Transcribe the listing that follows in full, omitting pictures.

------ SOURCE RECORDS

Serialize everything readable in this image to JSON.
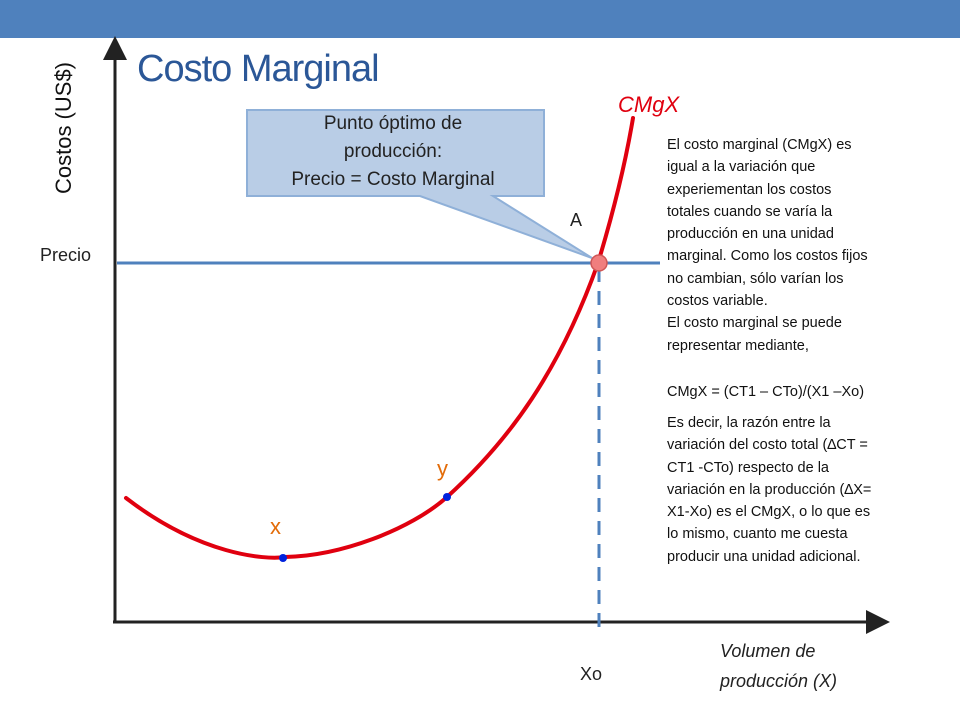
{
  "slide": {
    "title": "Costo Marginal",
    "colors": {
      "top_bar": "#4f81bd",
      "title": "#2b5797",
      "curve": "#e0000f",
      "price_line": "#4f81bd",
      "points": "#0022dd",
      "callout_fill": "#b9cde6",
      "callout_stroke": "#8fb0d8",
      "intersection": "#f07e7e",
      "point_label": "#e36c09"
    }
  },
  "graph": {
    "y_axis_label": "Costos (US$)",
    "x_axis_label": [
      "Volumen de",
      "producción (X)"
    ],
    "price_label": "Precio",
    "curve_label": "CMgX",
    "point_a_label": "A",
    "point_x_label": "x",
    "point_y_label": "y",
    "xo_label": "Xo",
    "callout": [
      "Punto óptimo de",
      "producción:",
      "Precio = Costo Marginal"
    ]
  },
  "explanation": {
    "paragraph_1": [
      "El costo marginal (CMgX) es",
      "igual a la variación que",
      "experiementan los costos",
      "totales cuando se varía la",
      "producción en una unidad",
      "marginal. Como los costos fijos",
      "no cambian, sólo varían los",
      "costos variable.",
      "El costo marginal se puede",
      "representar mediante,"
    ],
    "formula": "CMgX = (CT1 – CTo)/(X1 –Xo)",
    "paragraph_2": [
      "Es decir, la razón entre la",
      "variación del costo total (∆CT =",
      "CT1 -CTo) respecto de la",
      "variación en la producción (∆X=",
      "X1-Xo) es el CMgX, o lo que es",
      "lo mismo, cuanto me cuesta",
      "producir una unidad adicional."
    ]
  }
}
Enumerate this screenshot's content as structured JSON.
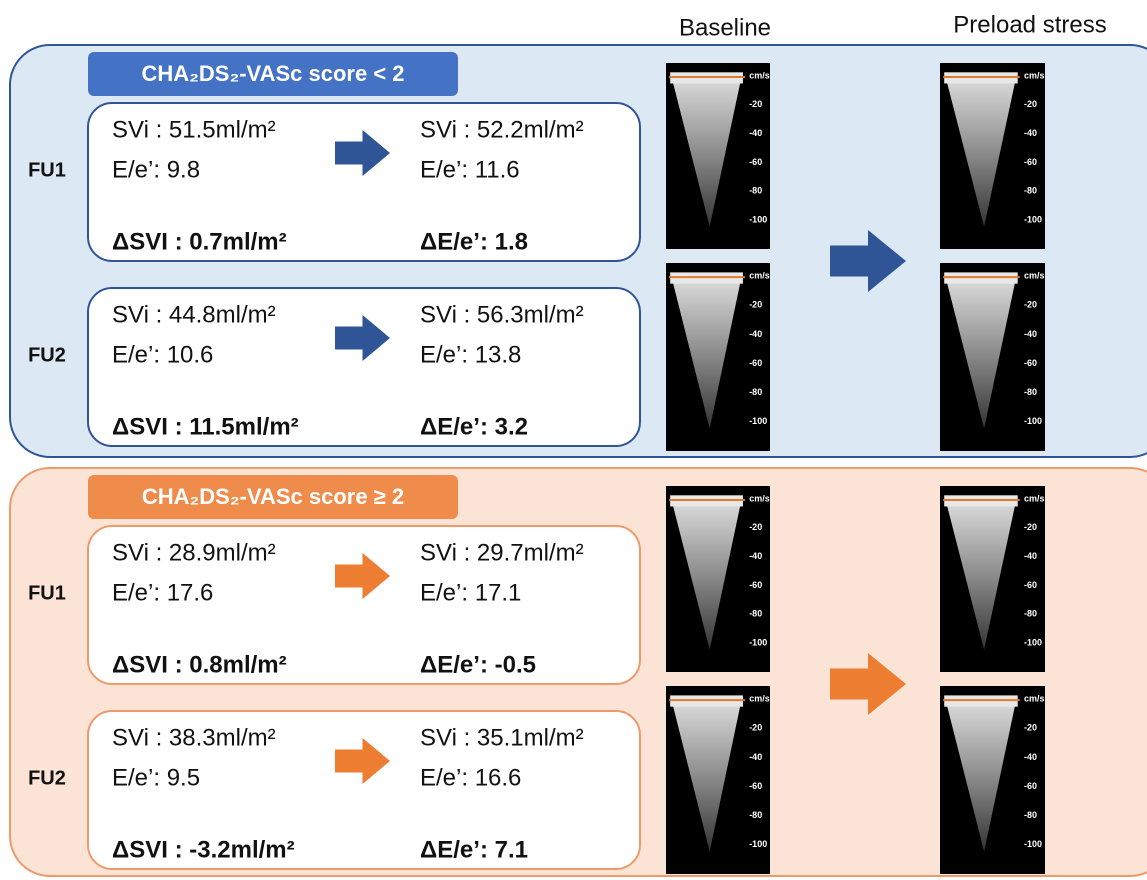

------------

- _RESPONSE TO THIS TASK_:
Serialize everything readable in this image to JSON.
{
  "slide": {
    "title": "Costo Marginal",
    "colors": {
      "top_bar": "#4f81bd",
      "title": "#2b5797",
      "curve": "#e0000f",
      "price_line": "#4f81bd",
      "points": "#0022dd",
      "callout_fill": "#b9cde6",
      "callout_stroke": "#8fb0d8",
      "intersection": "#f07e7e",
      "point_label": "#e36c09"
    }
  },
  "graph": {
    "y_axis_label": "Costos (US$)",
    "x_axis_label": [
      "Volumen de",
      "producción (X)"
    ],
    "price_label": "Precio",
    "curve_label": "CMgX",
    "point_a_label": "A",
    "point_x_label": "x",
    "point_y_label": "y",
    "xo_label": "Xo",
    "callout": [
      "Punto óptimo de",
      "producción:",
      "Precio = Costo Marginal"
    ]
  },
  "explanation": {
    "paragraph_1": [
      "El costo marginal (CMgX) es",
      "igual a la variación que",
      "experiementan los costos",
      "totales cuando se varía la",
      "producción en una unidad",
      "marginal. Como los costos fijos",
      "no cambian, sólo varían los",
      "costos variable.",
      "El costo marginal se puede",
      "representar mediante,"
    ],
    "formula": "CMgX = (CT1 – CTo)/(X1 –Xo)",
    "paragraph_2": [
      "Es decir, la razón entre la",
      "variación del costo total (∆CT =",
      "CT1 -CTo) respecto de la",
      "variación en la producción (∆X=",
      "X1-Xo) es el CMgX, o lo que es",
      "lo mismo, cuanto me cuesta",
      "producir una unidad adicional."
    ]
  }
}
Enumerate this screenshot's content as structured JSON.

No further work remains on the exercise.